_Task to carry out:_ In the entries below, find the lines that contain the word "ffffff" and copy them.

>> begin Data shown

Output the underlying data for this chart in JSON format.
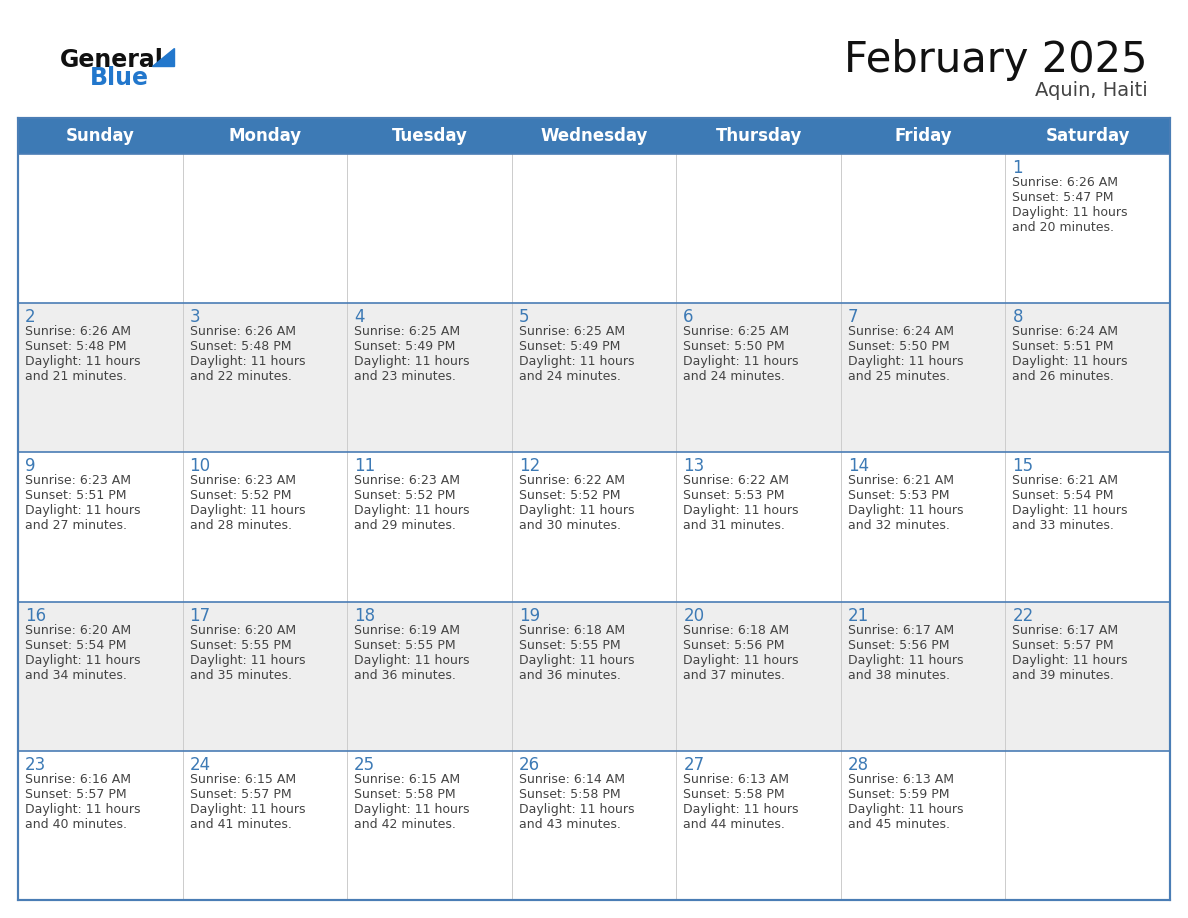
{
  "title": "February 2025",
  "subtitle": "Aquin, Haiti",
  "days_of_week": [
    "Sunday",
    "Monday",
    "Tuesday",
    "Wednesday",
    "Thursday",
    "Friday",
    "Saturday"
  ],
  "header_bg": "#3d7ab5",
  "header_text_color": "#ffffff",
  "cell_bg_odd": "#ffffff",
  "cell_bg_even": "#eeeeee",
  "row_border_color": "#4a7db5",
  "col_border_color": "#cccccc",
  "outer_border_color": "#4a7db5",
  "text_color": "#444444",
  "day_num_color": "#3d7ab5",
  "title_color": "#111111",
  "subtitle_color": "#444444",
  "logo_general_color": "#111111",
  "logo_blue_color": "#2277cc",
  "weeks": [
    [
      {
        "day": null,
        "sunrise": null,
        "sunset": null,
        "daylight": null
      },
      {
        "day": null,
        "sunrise": null,
        "sunset": null,
        "daylight": null
      },
      {
        "day": null,
        "sunrise": null,
        "sunset": null,
        "daylight": null
      },
      {
        "day": null,
        "sunrise": null,
        "sunset": null,
        "daylight": null
      },
      {
        "day": null,
        "sunrise": null,
        "sunset": null,
        "daylight": null
      },
      {
        "day": null,
        "sunrise": null,
        "sunset": null,
        "daylight": null
      },
      {
        "day": 1,
        "sunrise": "6:26 AM",
        "sunset": "5:47 PM",
        "daylight": "11 hours and 20 minutes."
      }
    ],
    [
      {
        "day": 2,
        "sunrise": "6:26 AM",
        "sunset": "5:48 PM",
        "daylight": "11 hours and 21 minutes."
      },
      {
        "day": 3,
        "sunrise": "6:26 AM",
        "sunset": "5:48 PM",
        "daylight": "11 hours and 22 minutes."
      },
      {
        "day": 4,
        "sunrise": "6:25 AM",
        "sunset": "5:49 PM",
        "daylight": "11 hours and 23 minutes."
      },
      {
        "day": 5,
        "sunrise": "6:25 AM",
        "sunset": "5:49 PM",
        "daylight": "11 hours and 24 minutes."
      },
      {
        "day": 6,
        "sunrise": "6:25 AM",
        "sunset": "5:50 PM",
        "daylight": "11 hours and 24 minutes."
      },
      {
        "day": 7,
        "sunrise": "6:24 AM",
        "sunset": "5:50 PM",
        "daylight": "11 hours and 25 minutes."
      },
      {
        "day": 8,
        "sunrise": "6:24 AM",
        "sunset": "5:51 PM",
        "daylight": "11 hours and 26 minutes."
      }
    ],
    [
      {
        "day": 9,
        "sunrise": "6:23 AM",
        "sunset": "5:51 PM",
        "daylight": "11 hours and 27 minutes."
      },
      {
        "day": 10,
        "sunrise": "6:23 AM",
        "sunset": "5:52 PM",
        "daylight": "11 hours and 28 minutes."
      },
      {
        "day": 11,
        "sunrise": "6:23 AM",
        "sunset": "5:52 PM",
        "daylight": "11 hours and 29 minutes."
      },
      {
        "day": 12,
        "sunrise": "6:22 AM",
        "sunset": "5:52 PM",
        "daylight": "11 hours and 30 minutes."
      },
      {
        "day": 13,
        "sunrise": "6:22 AM",
        "sunset": "5:53 PM",
        "daylight": "11 hours and 31 minutes."
      },
      {
        "day": 14,
        "sunrise": "6:21 AM",
        "sunset": "5:53 PM",
        "daylight": "11 hours and 32 minutes."
      },
      {
        "day": 15,
        "sunrise": "6:21 AM",
        "sunset": "5:54 PM",
        "daylight": "11 hours and 33 minutes."
      }
    ],
    [
      {
        "day": 16,
        "sunrise": "6:20 AM",
        "sunset": "5:54 PM",
        "daylight": "11 hours and 34 minutes."
      },
      {
        "day": 17,
        "sunrise": "6:20 AM",
        "sunset": "5:55 PM",
        "daylight": "11 hours and 35 minutes."
      },
      {
        "day": 18,
        "sunrise": "6:19 AM",
        "sunset": "5:55 PM",
        "daylight": "11 hours and 36 minutes."
      },
      {
        "day": 19,
        "sunrise": "6:18 AM",
        "sunset": "5:55 PM",
        "daylight": "11 hours and 36 minutes."
      },
      {
        "day": 20,
        "sunrise": "6:18 AM",
        "sunset": "5:56 PM",
        "daylight": "11 hours and 37 minutes."
      },
      {
        "day": 21,
        "sunrise": "6:17 AM",
        "sunset": "5:56 PM",
        "daylight": "11 hours and 38 minutes."
      },
      {
        "day": 22,
        "sunrise": "6:17 AM",
        "sunset": "5:57 PM",
        "daylight": "11 hours and 39 minutes."
      }
    ],
    [
      {
        "day": 23,
        "sunrise": "6:16 AM",
        "sunset": "5:57 PM",
        "daylight": "11 hours and 40 minutes."
      },
      {
        "day": 24,
        "sunrise": "6:15 AM",
        "sunset": "5:57 PM",
        "daylight": "11 hours and 41 minutes."
      },
      {
        "day": 25,
        "sunrise": "6:15 AM",
        "sunset": "5:58 PM",
        "daylight": "11 hours and 42 minutes."
      },
      {
        "day": 26,
        "sunrise": "6:14 AM",
        "sunset": "5:58 PM",
        "daylight": "11 hours and 43 minutes."
      },
      {
        "day": 27,
        "sunrise": "6:13 AM",
        "sunset": "5:58 PM",
        "daylight": "11 hours and 44 minutes."
      },
      {
        "day": 28,
        "sunrise": "6:13 AM",
        "sunset": "5:59 PM",
        "daylight": "11 hours and 45 minutes."
      },
      {
        "day": null,
        "sunrise": null,
        "sunset": null,
        "daylight": null
      }
    ]
  ]
}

>> end Data shown

_Response below:_
  "header_text_color": "#ffffff",
  "cell_bg_odd": "#ffffff",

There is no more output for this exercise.